Information provided:
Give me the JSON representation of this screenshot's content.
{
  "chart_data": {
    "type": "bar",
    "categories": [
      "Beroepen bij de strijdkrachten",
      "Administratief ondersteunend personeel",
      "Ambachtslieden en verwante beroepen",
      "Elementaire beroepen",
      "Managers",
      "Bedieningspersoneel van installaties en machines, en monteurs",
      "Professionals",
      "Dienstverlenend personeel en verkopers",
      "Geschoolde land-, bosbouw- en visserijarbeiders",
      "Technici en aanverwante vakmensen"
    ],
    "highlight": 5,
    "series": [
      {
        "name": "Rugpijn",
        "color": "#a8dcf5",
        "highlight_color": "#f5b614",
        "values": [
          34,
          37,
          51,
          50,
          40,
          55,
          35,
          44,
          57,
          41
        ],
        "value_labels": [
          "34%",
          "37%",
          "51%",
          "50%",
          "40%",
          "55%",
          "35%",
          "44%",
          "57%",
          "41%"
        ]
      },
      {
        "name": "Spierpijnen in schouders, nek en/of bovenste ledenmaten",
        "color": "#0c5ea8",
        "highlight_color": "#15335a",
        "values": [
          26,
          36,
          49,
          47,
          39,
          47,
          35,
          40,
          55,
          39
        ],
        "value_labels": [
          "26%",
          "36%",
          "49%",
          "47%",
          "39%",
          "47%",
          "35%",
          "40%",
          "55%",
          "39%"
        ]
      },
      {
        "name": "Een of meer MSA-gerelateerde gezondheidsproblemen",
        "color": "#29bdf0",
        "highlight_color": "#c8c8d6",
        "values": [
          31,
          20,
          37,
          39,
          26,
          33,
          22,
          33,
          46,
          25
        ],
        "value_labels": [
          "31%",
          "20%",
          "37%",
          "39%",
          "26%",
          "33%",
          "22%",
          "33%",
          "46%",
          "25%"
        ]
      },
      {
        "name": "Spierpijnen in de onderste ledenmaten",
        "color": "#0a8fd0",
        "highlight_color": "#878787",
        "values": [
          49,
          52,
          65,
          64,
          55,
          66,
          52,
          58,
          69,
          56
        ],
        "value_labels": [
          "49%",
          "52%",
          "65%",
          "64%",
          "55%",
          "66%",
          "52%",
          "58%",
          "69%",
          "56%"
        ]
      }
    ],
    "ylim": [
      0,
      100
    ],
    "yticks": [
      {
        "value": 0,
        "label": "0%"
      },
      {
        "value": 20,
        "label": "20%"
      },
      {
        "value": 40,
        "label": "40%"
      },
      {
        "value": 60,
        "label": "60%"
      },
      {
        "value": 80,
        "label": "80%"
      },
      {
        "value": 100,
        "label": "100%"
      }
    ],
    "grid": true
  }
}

Given problem: Output the records verbatim, from the first line to the last.

Worked answer:
Give me the JSON representation of this screenshot's content.
{
  "chart_data": {
    "type": "bar",
    "categories": [
      "Beroepen bij de strijdkrachten",
      "Administratief ondersteunend personeel",
      "Ambachtslieden en verwante beroepen",
      "Elementaire beroepen",
      "Managers",
      "Bedieningspersoneel van installaties en machines, en monteurs",
      "Professionals",
      "Dienstverlenend personeel en verkopers",
      "Geschoolde land-, bosbouw- en visserijarbeiders",
      "Technici en aanverwante vakmensen"
    ],
    "highlight": 5,
    "series": [
      {
        "name": "Rugpijn",
        "color": "#a8dcf5",
        "highlight_color": "#f5b614",
        "values": [
          34,
          37,
          51,
          50,
          40,
          55,
          35,
          44,
          57,
          41
        ],
        "value_labels": [
          "34%",
          "37%",
          "51%",
          "50%",
          "40%",
          "55%",
          "35%",
          "44%",
          "57%",
          "41%"
        ]
      },
      {
        "name": "Spierpijnen in schouders, nek en/of bovenste ledenmaten",
        "color": "#0c5ea8",
        "highlight_color": "#15335a",
        "values": [
          26,
          36,
          49,
          47,
          39,
          47,
          35,
          40,
          55,
          39
        ],
        "value_labels": [
          "26%",
          "36%",
          "49%",
          "47%",
          "39%",
          "47%",
          "35%",
          "40%",
          "55%",
          "39%"
        ]
      },
      {
        "name": "Een of meer MSA-gerelateerde gezondheidsproblemen",
        "color": "#29bdf0",
        "highlight_color": "#c8c8d6",
        "values": [
          31,
          20,
          37,
          39,
          26,
          33,
          22,
          33,
          46,
          25
        ],
        "value_labels": [
          "31%",
          "20%",
          "37%",
          "39%",
          "26%",
          "33%",
          "22%",
          "33%",
          "46%",
          "25%"
        ]
      },
      {
        "name": "Spierpijnen in de onderste ledenmaten",
        "color": "#0a8fd0",
        "highlight_color": "#878787",
        "values": [
          49,
          52,
          65,
          64,
          55,
          66,
          52,
          58,
          69,
          56
        ],
        "value_labels": [
          "49%",
          "52%",
          "65%",
          "64%",
          "55%",
          "66%",
          "52%",
          "58%",
          "69%",
          "56%"
        ]
      }
    ],
    "ylim": [
      0,
      100
    ],
    "yticks": [
      {
        "value": 0,
        "label": "0%"
      },
      {
        "value": 20,
        "label": "20%"
      },
      {
        "value": 40,
        "label": "40%"
      },
      {
        "value": 60,
        "label": "60%"
      },
      {
        "value": 80,
        "label": "80%"
      },
      {
        "value": 100,
        "label": "100%"
      }
    ],
    "grid": true
  }
}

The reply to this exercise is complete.